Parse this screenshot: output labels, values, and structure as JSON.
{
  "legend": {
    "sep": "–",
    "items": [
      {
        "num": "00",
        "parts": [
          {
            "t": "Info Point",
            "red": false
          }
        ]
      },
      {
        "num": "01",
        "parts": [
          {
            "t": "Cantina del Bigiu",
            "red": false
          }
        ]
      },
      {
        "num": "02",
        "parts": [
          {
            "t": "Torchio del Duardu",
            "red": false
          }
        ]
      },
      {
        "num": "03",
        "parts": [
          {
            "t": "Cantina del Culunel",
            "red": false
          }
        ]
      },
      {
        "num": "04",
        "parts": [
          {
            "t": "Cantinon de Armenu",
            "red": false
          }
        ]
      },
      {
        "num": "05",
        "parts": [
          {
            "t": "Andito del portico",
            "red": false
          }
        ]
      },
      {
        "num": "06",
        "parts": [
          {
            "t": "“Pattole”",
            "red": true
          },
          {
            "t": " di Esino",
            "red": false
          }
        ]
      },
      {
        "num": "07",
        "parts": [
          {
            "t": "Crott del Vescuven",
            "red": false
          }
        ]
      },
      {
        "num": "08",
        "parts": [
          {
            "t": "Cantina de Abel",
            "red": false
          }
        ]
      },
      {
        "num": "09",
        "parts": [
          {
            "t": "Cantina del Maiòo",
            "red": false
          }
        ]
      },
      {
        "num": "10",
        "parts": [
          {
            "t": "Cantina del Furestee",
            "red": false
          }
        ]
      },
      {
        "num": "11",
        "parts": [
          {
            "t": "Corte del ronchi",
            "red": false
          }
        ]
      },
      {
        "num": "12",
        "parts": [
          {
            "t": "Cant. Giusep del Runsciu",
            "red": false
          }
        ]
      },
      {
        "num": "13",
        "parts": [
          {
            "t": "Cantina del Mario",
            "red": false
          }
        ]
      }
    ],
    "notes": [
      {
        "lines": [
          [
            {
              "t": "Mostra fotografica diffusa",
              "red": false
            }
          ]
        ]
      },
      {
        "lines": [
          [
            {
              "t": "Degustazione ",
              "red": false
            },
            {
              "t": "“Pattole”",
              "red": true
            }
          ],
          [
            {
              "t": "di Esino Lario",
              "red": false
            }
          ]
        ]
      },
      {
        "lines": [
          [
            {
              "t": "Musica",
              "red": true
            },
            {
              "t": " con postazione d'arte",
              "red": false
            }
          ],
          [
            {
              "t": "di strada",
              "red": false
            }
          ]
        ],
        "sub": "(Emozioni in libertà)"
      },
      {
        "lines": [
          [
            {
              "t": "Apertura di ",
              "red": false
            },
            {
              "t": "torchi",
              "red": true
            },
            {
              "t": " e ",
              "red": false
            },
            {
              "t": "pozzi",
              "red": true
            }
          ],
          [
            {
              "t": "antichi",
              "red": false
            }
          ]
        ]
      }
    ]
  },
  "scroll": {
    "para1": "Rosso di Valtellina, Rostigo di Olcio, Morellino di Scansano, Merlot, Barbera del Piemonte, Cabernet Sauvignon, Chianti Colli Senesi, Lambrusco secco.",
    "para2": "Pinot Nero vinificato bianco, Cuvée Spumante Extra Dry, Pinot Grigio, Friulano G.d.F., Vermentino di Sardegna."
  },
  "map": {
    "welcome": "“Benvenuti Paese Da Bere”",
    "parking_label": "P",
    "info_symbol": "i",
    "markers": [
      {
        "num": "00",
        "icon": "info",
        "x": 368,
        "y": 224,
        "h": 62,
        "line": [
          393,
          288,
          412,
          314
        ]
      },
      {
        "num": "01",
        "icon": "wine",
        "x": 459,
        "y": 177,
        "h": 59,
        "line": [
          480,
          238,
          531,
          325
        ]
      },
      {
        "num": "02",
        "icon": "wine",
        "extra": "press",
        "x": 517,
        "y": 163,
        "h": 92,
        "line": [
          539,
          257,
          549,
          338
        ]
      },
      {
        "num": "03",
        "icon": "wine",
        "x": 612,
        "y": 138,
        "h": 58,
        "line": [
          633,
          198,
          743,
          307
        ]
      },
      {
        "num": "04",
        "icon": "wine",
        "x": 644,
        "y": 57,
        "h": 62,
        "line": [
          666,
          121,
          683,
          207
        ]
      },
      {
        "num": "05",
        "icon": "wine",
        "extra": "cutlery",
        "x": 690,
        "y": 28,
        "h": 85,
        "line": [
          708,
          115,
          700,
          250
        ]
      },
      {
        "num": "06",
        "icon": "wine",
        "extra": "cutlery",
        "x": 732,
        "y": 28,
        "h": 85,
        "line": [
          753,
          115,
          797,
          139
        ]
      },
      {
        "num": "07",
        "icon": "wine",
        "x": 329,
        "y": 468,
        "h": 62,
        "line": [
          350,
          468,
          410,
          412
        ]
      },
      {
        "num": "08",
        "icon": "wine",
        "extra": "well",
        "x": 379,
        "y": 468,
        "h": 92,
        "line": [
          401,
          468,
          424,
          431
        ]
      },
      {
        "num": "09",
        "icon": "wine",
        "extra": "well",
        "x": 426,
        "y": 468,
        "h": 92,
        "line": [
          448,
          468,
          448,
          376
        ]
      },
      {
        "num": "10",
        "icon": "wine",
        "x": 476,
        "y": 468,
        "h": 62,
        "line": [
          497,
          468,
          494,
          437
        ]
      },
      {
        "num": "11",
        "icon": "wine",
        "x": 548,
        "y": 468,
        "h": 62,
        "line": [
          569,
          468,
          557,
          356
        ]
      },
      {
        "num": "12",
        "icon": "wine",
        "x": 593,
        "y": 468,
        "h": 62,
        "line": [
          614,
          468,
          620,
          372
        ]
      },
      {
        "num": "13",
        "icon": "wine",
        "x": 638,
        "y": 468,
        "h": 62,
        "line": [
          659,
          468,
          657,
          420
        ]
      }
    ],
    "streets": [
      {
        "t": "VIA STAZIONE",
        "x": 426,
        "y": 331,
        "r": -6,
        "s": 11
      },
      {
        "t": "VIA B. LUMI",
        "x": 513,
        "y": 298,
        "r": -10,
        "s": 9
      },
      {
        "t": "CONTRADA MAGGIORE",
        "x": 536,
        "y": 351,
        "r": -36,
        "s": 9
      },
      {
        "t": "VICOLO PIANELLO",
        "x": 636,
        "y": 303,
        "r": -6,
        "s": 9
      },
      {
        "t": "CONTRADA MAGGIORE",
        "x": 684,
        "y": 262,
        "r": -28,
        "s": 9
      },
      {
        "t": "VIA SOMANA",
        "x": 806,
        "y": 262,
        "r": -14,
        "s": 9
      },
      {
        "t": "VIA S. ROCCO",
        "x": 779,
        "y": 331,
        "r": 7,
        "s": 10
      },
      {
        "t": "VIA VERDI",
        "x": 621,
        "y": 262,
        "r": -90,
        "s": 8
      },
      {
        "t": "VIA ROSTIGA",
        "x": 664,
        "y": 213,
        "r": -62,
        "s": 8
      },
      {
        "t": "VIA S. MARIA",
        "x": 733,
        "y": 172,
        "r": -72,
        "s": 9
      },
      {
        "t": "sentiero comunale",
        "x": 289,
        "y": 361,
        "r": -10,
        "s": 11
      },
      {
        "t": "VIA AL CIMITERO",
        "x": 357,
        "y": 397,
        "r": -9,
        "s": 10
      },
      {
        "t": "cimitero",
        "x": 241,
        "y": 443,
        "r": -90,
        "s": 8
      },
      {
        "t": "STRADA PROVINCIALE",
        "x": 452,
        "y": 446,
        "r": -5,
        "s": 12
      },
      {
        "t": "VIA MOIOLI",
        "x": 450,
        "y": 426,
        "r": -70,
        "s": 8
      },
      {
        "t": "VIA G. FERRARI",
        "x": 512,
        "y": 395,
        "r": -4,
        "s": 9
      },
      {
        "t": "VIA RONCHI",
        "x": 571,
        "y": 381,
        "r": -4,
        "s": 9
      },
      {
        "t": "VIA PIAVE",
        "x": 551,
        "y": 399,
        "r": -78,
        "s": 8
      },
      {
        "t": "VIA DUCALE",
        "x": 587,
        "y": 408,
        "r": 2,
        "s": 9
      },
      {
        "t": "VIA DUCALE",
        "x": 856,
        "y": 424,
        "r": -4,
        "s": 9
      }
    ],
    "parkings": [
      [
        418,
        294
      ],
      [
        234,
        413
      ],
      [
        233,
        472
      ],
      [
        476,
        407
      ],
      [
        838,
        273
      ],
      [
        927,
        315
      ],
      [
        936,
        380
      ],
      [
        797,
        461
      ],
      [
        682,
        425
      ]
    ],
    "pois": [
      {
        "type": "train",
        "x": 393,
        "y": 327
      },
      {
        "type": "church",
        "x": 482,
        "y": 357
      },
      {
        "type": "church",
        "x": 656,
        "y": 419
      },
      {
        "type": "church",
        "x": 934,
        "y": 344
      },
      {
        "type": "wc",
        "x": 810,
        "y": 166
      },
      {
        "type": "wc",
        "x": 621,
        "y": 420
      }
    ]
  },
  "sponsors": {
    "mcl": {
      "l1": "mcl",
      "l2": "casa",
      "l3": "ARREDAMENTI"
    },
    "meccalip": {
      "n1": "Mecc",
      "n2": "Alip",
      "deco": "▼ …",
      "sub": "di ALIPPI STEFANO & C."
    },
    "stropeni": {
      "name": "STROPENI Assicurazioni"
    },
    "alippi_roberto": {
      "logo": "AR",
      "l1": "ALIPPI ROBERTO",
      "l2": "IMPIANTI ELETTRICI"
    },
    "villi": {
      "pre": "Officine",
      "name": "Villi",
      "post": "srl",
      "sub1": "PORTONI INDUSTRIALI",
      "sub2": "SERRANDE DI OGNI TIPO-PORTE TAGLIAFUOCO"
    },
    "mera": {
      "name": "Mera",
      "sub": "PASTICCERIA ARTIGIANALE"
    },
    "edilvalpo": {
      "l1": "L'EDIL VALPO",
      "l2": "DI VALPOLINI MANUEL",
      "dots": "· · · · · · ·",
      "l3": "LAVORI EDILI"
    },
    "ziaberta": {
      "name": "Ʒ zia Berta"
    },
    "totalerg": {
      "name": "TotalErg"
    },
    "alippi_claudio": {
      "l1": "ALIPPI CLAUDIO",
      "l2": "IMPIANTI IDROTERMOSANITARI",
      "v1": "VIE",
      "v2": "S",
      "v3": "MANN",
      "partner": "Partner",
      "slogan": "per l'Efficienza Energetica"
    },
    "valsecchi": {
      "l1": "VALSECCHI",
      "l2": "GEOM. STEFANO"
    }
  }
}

----

Go through the data above and find the lines with the word "STEFANO". Copy each of those lines.

SOLUTION FOR THIS TASK →
      "sub": "di ALIPPI STEFANO & C."
      "l2": "GEOM. STEFANO"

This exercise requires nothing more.